(Collected data)
────────────────────
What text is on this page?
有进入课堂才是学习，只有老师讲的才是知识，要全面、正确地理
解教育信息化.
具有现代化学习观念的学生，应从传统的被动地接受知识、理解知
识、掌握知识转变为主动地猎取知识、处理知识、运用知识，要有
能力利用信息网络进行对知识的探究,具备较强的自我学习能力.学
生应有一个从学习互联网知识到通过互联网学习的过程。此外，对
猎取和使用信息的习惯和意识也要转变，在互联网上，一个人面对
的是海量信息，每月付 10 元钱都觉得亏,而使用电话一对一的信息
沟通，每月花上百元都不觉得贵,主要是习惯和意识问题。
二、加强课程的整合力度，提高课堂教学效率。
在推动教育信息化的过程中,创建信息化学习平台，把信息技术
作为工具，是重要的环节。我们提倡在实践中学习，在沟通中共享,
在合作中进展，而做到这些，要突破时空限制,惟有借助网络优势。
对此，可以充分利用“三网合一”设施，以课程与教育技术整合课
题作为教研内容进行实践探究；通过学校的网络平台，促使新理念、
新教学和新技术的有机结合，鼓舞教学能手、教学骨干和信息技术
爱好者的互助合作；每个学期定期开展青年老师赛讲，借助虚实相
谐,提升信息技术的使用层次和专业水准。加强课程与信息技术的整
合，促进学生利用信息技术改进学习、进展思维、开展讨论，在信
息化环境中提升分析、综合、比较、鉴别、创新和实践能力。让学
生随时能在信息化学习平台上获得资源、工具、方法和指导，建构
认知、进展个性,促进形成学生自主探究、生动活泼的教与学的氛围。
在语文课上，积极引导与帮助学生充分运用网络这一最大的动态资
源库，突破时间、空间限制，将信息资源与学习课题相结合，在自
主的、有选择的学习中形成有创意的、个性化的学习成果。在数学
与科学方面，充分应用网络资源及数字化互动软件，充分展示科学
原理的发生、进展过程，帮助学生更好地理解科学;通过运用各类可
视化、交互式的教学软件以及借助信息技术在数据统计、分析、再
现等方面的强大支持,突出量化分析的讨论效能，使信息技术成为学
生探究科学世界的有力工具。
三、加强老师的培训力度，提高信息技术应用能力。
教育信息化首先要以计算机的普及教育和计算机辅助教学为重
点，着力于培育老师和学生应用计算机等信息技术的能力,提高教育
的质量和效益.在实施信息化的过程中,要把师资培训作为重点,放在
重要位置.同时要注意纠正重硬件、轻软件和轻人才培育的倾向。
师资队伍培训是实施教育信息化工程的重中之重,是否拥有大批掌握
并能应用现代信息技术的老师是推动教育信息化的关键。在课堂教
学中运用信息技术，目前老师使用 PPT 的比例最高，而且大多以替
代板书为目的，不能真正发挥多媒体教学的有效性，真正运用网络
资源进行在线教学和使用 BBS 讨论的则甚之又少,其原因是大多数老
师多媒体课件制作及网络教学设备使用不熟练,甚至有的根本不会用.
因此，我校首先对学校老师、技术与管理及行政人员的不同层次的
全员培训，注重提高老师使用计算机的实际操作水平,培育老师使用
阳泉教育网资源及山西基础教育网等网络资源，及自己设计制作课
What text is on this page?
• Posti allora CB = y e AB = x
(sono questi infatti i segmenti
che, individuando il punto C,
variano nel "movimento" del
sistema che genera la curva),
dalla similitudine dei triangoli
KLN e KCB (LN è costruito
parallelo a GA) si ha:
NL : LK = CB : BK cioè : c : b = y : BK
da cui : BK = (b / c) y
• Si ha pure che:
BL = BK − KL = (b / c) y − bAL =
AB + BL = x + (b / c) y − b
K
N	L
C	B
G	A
────────────────────
◆ What is needed
Give the listing above again, word for word.

◆ Solution below
What text is on this page?
有进入课堂才是学习，只有老师讲的才是知识，要全面、正确地理
解教育信息化.
具有现代化学习观念的学生，应从传统的被动地接受知识、理解知
识、掌握知识转变为主动地猎取知识、处理知识、运用知识，要有
能力利用信息网络进行对知识的探究,具备较强的自我学习能力.学
生应有一个从学习互联网知识到通过互联网学习的过程。此外，对
猎取和使用信息的习惯和意识也要转变，在互联网上，一个人面对
的是海量信息，每月付 10 元钱都觉得亏,而使用电话一对一的信息
沟通，每月花上百元都不觉得贵,主要是习惯和意识问题。
二、加强课程的整合力度，提高课堂教学效率。
在推动教育信息化的过程中,创建信息化学习平台，把信息技术
作为工具，是重要的环节。我们提倡在实践中学习，在沟通中共享,
在合作中进展，而做到这些，要突破时空限制,惟有借助网络优势。
对此，可以充分利用“三网合一”设施，以课程与教育技术整合课
题作为教研内容进行实践探究；通过学校的网络平台，促使新理念、
新教学和新技术的有机结合，鼓舞教学能手、教学骨干和信息技术
爱好者的互助合作；每个学期定期开展青年老师赛讲，借助虚实相
谐,提升信息技术的使用层次和专业水准。加强课程与信息技术的整
合，促进学生利用信息技术改进学习、进展思维、开展讨论，在信
息化环境中提升分析、综合、比较、鉴别、创新和实践能力。让学
生随时能在信息化学习平台上获得资源、工具、方法和指导，建构
认知、进展个性,促进形成学生自主探究、生动活泼的教与学的氛围。
在语文课上，积极引导与帮助学生充分运用网络这一最大的动态资
源库，突破时间、空间限制，将信息资源与学习课题相结合，在自
主的、有选择的学习中形成有创意的、个性化的学习成果。在数学
与科学方面，充分应用网络资源及数字化互动软件，充分展示科学
原理的发生、进展过程，帮助学生更好地理解科学;通过运用各类可
视化、交互式的教学软件以及借助信息技术在数据统计、分析、再
现等方面的强大支持,突出量化分析的讨论效能，使信息技术成为学
生探究科学世界的有力工具。
三、加强老师的培训力度，提高信息技术应用能力。
教育信息化首先要以计算机的普及教育和计算机辅助教学为重
点，着力于培育老师和学生应用计算机等信息技术的能力,提高教育
的质量和效益.在实施信息化的过程中,要把师资培训作为重点,放在
重要位置.同时要注意纠正重硬件、轻软件和轻人才培育的倾向。
师资队伍培训是实施教育信息化工程的重中之重,是否拥有大批掌握
并能应用现代信息技术的老师是推动教育信息化的关键。在课堂教
学中运用信息技术，目前老师使用 PPT 的比例最高，而且大多以替
代板书为目的，不能真正发挥多媒体教学的有效性，真正运用网络
资源进行在线教学和使用 BBS 讨论的则甚之又少,其原因是大多数老
师多媒体课件制作及网络教学设备使用不熟练,甚至有的根本不会用.
因此，我校首先对学校老师、技术与管理及行政人员的不同层次的
全员培训，注重提高老师使用计算机的实际操作水平,培育老师使用
阳泉教育网资源及山西基础教育网等网络资源，及自己设计制作课
What text is on this page?
• Posti allora CB = y e AB = x
(sono questi infatti i segmenti
che, individuando il punto C,
variano nel "movimento" del
sistema che genera la curva),
dalla similitudine dei triangoli
KLN e KCB (LN è costruito
parallelo a GA) si ha:
NL : LK = CB : BK cioè : c : b = y : BK
da cui : BK = (b / c) y
• Si ha pure che:
BL = BK − KL = (b / c) y − bAL =
AB + BL = x + (b / c) y − b
K
N	L
C	B
G	A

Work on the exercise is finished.